*** DATA SUPPLIED
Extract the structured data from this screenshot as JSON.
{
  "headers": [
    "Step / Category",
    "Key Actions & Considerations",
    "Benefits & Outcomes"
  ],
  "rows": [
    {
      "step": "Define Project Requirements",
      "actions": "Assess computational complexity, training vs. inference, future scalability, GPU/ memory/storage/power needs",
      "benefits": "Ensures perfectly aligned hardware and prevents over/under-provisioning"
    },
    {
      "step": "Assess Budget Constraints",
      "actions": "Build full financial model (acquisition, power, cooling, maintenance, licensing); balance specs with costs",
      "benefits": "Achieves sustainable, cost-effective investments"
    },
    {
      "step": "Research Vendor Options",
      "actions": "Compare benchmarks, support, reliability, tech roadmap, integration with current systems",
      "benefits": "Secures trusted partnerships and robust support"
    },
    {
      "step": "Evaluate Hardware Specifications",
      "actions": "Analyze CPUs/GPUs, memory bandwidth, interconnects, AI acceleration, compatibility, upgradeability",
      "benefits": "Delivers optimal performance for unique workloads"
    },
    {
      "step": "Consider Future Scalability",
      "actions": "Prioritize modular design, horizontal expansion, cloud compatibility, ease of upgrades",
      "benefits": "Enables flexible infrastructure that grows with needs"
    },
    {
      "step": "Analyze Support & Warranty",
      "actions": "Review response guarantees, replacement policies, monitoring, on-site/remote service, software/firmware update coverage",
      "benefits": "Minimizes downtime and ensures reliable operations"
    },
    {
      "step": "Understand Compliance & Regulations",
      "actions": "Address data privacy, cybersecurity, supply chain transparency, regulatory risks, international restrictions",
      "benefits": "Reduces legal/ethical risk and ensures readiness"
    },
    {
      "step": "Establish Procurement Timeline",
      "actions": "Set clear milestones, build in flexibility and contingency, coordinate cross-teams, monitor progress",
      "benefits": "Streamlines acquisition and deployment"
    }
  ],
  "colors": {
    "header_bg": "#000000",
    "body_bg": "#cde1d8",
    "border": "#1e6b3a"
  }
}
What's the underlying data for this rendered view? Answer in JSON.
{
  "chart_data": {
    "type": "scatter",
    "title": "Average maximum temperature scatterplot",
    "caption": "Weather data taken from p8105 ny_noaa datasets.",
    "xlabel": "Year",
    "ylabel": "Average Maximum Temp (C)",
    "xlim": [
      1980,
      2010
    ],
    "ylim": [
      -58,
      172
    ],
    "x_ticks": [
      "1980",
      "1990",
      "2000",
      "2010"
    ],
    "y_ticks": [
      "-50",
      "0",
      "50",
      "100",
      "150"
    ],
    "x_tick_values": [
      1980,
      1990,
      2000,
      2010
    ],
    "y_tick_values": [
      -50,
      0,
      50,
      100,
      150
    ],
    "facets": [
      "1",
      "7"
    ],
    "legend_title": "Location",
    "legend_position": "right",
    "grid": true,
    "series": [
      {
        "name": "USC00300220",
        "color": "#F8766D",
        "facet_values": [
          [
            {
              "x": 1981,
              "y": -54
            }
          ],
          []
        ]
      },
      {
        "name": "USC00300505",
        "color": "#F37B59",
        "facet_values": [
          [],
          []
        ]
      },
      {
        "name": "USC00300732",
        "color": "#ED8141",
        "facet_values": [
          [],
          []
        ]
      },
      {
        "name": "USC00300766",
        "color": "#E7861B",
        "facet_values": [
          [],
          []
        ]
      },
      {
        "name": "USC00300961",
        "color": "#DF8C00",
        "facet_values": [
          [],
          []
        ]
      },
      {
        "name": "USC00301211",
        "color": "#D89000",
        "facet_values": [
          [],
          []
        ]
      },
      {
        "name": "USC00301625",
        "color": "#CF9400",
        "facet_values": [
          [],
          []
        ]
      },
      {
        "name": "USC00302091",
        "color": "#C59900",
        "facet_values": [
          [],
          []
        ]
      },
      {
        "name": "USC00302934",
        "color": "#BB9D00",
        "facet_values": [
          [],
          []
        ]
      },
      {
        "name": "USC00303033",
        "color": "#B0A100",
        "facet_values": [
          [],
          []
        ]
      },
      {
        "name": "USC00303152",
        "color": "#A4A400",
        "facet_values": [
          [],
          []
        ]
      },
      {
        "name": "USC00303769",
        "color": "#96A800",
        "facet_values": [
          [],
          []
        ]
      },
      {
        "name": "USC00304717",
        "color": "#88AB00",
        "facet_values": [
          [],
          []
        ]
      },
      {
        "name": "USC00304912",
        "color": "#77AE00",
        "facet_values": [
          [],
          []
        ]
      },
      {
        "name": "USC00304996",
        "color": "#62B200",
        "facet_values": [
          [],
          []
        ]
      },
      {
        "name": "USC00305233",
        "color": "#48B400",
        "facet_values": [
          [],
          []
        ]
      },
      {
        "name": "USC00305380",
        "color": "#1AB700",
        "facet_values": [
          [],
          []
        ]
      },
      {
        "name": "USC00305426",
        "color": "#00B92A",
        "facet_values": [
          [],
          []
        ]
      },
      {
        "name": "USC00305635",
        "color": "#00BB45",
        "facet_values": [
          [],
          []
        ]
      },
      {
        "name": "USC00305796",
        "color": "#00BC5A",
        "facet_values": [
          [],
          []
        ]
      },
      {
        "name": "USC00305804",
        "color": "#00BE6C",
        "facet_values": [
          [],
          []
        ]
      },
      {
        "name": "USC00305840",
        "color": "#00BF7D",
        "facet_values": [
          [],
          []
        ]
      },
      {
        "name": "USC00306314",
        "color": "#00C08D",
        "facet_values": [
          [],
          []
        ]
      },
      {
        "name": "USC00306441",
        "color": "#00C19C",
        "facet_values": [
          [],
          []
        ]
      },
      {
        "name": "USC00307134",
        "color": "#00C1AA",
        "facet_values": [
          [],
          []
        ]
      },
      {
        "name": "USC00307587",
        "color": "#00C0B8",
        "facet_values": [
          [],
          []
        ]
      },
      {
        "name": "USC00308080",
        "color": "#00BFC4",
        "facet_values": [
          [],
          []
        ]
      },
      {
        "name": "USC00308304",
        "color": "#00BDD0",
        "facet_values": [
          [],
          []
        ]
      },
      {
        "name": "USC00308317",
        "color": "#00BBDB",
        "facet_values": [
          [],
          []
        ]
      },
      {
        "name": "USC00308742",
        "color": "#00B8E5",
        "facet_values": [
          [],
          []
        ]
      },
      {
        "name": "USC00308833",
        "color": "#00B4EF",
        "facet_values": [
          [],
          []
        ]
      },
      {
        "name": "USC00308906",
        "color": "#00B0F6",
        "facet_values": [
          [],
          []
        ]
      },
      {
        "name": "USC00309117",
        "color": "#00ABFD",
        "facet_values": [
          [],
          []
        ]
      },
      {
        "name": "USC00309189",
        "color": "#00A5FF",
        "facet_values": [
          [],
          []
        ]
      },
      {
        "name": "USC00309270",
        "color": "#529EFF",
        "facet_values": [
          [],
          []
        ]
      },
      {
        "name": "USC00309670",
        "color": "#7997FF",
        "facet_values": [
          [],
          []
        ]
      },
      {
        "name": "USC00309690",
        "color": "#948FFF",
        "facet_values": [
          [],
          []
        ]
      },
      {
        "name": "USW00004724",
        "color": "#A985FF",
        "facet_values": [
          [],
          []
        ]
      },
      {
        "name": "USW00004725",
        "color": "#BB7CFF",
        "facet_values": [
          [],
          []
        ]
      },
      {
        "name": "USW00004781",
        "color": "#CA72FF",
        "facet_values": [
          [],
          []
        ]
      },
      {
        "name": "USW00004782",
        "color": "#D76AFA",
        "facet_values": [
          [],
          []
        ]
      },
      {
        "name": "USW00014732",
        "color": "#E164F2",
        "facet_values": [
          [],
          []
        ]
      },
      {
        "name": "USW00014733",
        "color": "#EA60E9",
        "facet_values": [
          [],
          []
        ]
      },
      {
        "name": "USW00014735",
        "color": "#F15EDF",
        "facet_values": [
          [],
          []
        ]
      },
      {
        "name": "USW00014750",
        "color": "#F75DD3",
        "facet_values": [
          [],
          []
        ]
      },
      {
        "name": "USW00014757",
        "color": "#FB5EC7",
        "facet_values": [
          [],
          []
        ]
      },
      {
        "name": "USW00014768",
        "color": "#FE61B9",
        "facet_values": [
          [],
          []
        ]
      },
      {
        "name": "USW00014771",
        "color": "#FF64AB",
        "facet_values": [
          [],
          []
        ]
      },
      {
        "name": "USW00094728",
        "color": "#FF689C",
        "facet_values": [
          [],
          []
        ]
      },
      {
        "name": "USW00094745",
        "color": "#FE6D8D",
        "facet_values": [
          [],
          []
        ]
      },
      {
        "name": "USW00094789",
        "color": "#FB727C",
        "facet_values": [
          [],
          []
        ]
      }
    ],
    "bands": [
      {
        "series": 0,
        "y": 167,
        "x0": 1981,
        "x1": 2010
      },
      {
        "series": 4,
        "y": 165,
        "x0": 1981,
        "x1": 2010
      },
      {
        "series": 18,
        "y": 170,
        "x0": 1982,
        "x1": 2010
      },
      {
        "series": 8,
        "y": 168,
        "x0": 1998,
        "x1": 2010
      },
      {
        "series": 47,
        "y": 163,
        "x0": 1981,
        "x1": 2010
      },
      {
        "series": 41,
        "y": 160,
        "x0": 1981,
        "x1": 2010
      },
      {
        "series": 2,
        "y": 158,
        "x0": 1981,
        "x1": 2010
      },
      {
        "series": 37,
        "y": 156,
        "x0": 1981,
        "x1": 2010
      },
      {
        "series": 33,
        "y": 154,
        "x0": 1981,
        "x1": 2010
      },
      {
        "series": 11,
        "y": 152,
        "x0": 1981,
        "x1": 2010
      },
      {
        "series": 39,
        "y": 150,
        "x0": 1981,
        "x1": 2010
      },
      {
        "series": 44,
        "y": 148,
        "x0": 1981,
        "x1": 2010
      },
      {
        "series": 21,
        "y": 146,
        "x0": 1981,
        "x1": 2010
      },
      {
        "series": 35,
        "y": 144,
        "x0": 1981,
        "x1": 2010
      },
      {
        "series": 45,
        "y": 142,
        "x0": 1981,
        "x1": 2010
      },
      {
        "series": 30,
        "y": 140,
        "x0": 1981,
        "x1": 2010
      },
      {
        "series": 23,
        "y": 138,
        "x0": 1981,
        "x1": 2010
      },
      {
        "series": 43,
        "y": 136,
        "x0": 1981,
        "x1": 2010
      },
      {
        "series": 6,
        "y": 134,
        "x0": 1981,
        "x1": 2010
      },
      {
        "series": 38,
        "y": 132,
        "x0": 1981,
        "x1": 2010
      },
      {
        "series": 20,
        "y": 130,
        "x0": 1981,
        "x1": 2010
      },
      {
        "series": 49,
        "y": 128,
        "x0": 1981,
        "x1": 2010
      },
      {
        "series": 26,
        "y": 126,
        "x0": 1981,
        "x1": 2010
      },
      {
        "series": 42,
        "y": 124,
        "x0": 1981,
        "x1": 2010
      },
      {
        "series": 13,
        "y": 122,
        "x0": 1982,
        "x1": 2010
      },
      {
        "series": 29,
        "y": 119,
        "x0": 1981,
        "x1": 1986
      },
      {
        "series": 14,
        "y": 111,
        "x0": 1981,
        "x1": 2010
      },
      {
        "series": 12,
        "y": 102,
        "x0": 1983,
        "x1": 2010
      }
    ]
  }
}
******
(GOAL OF THE EXERCISE):
Scan the entries above and work out how many lines include the word "compatibility"; the reply is that number alone.

(SOLUTION TO THE PROBLEM):
2